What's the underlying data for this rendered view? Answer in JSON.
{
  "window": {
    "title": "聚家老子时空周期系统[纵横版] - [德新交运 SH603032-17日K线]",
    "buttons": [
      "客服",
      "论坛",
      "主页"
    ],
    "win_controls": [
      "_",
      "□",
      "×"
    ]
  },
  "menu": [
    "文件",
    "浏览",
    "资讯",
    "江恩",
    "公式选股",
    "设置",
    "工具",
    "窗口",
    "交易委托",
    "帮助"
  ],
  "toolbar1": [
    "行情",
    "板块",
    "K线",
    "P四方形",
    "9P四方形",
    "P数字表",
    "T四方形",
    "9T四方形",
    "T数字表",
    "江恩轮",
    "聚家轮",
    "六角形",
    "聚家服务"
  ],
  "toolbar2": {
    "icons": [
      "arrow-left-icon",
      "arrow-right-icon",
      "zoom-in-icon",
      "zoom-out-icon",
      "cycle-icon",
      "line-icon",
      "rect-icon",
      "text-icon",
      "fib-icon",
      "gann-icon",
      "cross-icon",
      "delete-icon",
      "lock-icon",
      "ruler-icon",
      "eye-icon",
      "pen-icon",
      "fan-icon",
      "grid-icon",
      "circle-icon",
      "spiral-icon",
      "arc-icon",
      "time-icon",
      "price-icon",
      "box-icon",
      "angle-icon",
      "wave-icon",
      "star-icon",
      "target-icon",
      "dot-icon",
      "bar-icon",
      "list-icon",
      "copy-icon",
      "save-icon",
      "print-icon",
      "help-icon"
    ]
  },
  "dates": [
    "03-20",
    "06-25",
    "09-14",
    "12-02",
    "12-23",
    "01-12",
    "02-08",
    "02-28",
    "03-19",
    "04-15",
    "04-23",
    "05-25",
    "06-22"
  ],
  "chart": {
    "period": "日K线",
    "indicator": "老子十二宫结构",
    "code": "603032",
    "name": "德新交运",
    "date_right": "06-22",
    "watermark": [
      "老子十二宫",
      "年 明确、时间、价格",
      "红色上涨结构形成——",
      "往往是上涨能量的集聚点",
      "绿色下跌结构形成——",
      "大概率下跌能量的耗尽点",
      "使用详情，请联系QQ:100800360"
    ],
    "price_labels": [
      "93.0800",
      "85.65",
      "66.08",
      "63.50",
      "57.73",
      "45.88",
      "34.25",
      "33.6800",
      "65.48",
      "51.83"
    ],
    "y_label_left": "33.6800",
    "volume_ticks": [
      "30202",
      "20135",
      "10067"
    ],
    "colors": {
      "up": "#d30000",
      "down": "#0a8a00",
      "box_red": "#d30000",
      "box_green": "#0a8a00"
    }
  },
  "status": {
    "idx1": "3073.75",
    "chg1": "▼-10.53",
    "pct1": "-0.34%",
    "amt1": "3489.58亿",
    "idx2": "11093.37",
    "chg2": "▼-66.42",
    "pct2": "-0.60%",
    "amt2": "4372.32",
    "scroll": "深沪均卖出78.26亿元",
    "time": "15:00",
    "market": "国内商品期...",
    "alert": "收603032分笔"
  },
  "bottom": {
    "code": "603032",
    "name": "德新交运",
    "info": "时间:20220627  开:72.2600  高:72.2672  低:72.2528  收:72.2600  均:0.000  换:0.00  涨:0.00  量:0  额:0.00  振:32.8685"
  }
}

### Stated problem
The records above should be repeated in full, exactly as given.

### Answer to this exercise
What's the underlying data for this rendered view? Answer in JSON.
{
  "window": {
    "title": "聚家老子时空周期系统[纵横版] - [德新交运 SH603032-17日K线]",
    "buttons": [
      "客服",
      "论坛",
      "主页"
    ],
    "win_controls": [
      "_",
      "□",
      "×"
    ]
  },
  "menu": [
    "文件",
    "浏览",
    "资讯",
    "江恩",
    "公式选股",
    "设置",
    "工具",
    "窗口",
    "交易委托",
    "帮助"
  ],
  "toolbar1": [
    "行情",
    "板块",
    "K线",
    "P四方形",
    "9P四方形",
    "P数字表",
    "T四方形",
    "9T四方形",
    "T数字表",
    "江恩轮",
    "聚家轮",
    "六角形",
    "聚家服务"
  ],
  "toolbar2": {
    "icons": [
      "arrow-left-icon",
      "arrow-right-icon",
      "zoom-in-icon",
      "zoom-out-icon",
      "cycle-icon",
      "line-icon",
      "rect-icon",
      "text-icon",
      "fib-icon",
      "gann-icon",
      "cross-icon",
      "delete-icon",
      "lock-icon",
      "ruler-icon",
      "eye-icon",
      "pen-icon",
      "fan-icon",
      "grid-icon",
      "circle-icon",
      "spiral-icon",
      "arc-icon",
      "time-icon",
      "price-icon",
      "box-icon",
      "angle-icon",
      "wave-icon",
      "star-icon",
      "target-icon",
      "dot-icon",
      "bar-icon",
      "list-icon",
      "copy-icon",
      "save-icon",
      "print-icon",
      "help-icon"
    ]
  },
  "dates": [
    "03-20",
    "06-25",
    "09-14",
    "12-02",
    "12-23",
    "01-12",
    "02-08",
    "02-28",
    "03-19",
    "04-15",
    "04-23",
    "05-25",
    "06-22"
  ],
  "chart": {
    "period": "日K线",
    "indicator": "老子十二宫结构",
    "code": "603032",
    "name": "德新交运",
    "date_right": "06-22",
    "watermark": [
      "老子十二宫",
      "年 明确、时间、价格",
      "红色上涨结构形成——",
      "往往是上涨能量的集聚点",
      "绿色下跌结构形成——",
      "大概率下跌能量的耗尽点",
      "使用详情，请联系QQ:100800360"
    ],
    "price_labels": [
      "93.0800",
      "85.65",
      "66.08",
      "63.50",
      "57.73",
      "45.88",
      "34.25",
      "33.6800",
      "65.48",
      "51.83"
    ],
    "y_label_left": "33.6800",
    "volume_ticks": [
      "30202",
      "20135",
      "10067"
    ],
    "colors": {
      "up": "#d30000",
      "down": "#0a8a00",
      "box_red": "#d30000",
      "box_green": "#0a8a00"
    }
  },
  "status": {
    "idx1": "3073.75",
    "chg1": "▼-10.53",
    "pct1": "-0.34%",
    "amt1": "3489.58亿",
    "idx2": "11093.37",
    "chg2": "▼-66.42",
    "pct2": "-0.60%",
    "amt2": "4372.32",
    "scroll": "深沪均卖出78.26亿元",
    "time": "15:00",
    "market": "国内商品期...",
    "alert": "收603032分笔"
  },
  "bottom": {
    "code": "603032",
    "name": "德新交运",
    "info": "时间:20220627  开:72.2600  高:72.2672  低:72.2528  收:72.2600  均:0.000  换:0.00  涨:0.00  量:0  额:0.00  振:32.8685"
  }
}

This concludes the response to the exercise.